▶ **Records for the task**

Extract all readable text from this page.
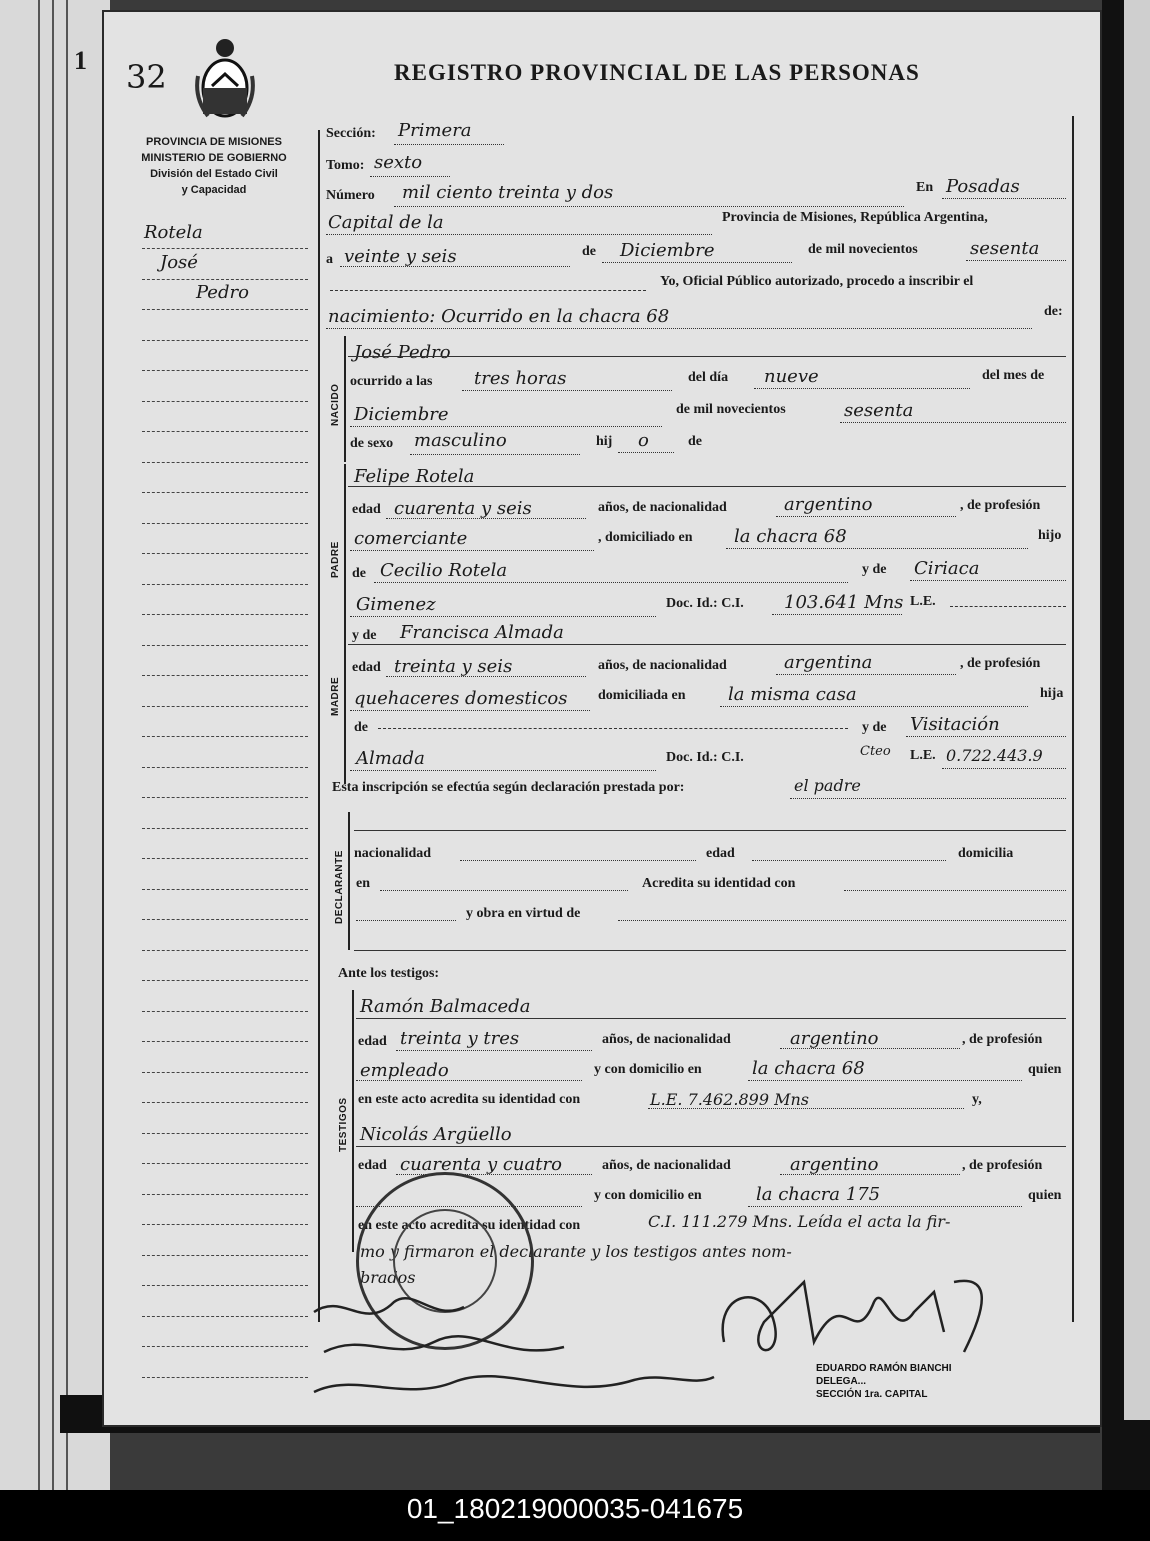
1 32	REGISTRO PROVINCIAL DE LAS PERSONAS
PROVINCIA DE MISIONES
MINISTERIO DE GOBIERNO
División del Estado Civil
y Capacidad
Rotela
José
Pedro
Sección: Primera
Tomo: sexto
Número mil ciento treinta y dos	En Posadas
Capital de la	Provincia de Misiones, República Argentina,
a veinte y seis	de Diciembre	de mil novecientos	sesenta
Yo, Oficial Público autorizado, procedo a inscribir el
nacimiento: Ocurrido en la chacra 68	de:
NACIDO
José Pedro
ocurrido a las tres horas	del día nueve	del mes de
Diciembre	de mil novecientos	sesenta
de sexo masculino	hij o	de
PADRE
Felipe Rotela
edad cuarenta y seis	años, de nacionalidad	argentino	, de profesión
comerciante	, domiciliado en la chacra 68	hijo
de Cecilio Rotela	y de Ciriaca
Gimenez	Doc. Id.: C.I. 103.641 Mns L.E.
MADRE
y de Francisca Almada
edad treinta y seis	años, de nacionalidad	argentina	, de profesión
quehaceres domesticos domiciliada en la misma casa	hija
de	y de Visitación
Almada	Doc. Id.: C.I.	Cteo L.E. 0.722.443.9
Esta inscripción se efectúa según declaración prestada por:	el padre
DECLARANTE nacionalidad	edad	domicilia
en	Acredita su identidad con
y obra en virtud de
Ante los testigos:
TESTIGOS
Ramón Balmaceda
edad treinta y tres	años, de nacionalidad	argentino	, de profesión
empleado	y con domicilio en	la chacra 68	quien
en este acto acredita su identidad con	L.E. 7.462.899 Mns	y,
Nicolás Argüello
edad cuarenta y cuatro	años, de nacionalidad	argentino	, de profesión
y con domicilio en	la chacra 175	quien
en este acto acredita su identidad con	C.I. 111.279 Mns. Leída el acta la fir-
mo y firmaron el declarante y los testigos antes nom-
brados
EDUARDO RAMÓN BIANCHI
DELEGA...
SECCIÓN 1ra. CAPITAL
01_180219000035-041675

---

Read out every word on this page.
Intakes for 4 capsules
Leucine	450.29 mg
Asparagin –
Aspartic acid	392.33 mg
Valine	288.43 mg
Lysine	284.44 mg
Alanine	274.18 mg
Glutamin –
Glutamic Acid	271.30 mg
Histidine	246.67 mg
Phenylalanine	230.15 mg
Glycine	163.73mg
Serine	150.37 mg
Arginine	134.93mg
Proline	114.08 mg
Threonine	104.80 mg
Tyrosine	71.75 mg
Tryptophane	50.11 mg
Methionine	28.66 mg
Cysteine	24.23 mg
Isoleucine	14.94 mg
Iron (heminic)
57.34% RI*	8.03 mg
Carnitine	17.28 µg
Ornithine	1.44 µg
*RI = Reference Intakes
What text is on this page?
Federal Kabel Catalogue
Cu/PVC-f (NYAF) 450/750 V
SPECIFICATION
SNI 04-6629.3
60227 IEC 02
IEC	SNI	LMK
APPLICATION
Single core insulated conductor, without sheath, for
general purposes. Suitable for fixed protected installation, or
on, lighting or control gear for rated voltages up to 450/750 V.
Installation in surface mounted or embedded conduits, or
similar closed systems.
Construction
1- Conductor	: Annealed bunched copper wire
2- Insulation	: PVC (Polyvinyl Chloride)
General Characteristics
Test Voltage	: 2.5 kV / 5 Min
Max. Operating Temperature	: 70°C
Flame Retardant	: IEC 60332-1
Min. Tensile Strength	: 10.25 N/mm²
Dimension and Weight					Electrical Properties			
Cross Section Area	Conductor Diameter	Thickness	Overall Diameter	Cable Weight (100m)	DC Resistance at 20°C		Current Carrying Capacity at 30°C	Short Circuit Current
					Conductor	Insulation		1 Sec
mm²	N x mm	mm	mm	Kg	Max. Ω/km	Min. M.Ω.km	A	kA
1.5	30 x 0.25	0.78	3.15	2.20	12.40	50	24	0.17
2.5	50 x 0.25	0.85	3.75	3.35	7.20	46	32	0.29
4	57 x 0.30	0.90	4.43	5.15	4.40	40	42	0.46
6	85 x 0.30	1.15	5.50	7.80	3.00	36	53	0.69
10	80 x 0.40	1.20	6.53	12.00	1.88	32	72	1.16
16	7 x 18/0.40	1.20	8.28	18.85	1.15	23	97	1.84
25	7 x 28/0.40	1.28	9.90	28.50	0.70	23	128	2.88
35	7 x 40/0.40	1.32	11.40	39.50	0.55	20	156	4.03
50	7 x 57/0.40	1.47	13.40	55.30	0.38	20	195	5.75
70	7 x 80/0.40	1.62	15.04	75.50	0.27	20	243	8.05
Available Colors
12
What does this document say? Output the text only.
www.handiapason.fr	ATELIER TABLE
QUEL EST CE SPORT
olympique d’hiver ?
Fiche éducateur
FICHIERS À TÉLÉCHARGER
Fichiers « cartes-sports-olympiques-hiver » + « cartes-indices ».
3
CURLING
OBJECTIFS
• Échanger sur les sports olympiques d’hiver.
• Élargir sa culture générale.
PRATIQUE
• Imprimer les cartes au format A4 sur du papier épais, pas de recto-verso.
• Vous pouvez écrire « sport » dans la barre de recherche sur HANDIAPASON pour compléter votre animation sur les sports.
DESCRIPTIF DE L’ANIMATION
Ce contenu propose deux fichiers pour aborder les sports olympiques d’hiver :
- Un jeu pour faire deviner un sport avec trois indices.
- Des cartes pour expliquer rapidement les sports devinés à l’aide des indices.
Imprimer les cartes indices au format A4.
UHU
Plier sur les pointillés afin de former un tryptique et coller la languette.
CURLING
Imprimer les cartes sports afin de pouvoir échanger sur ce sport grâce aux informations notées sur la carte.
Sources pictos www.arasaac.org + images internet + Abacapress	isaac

▶ **What this task involves**
Pull out the lines above in which the word "años" appears.

▶ **Output for this task**
edad cuarenta y seis	años, de nacionalidad	argentino	, de profesión
edad treinta y seis	años, de nacionalidad	argentina	, de profesión
edad treinta y tres	años, de nacionalidad	argentino	, de profesión
edad cuarenta y cuatro	años, de nacionalidad	argentino	, de profesión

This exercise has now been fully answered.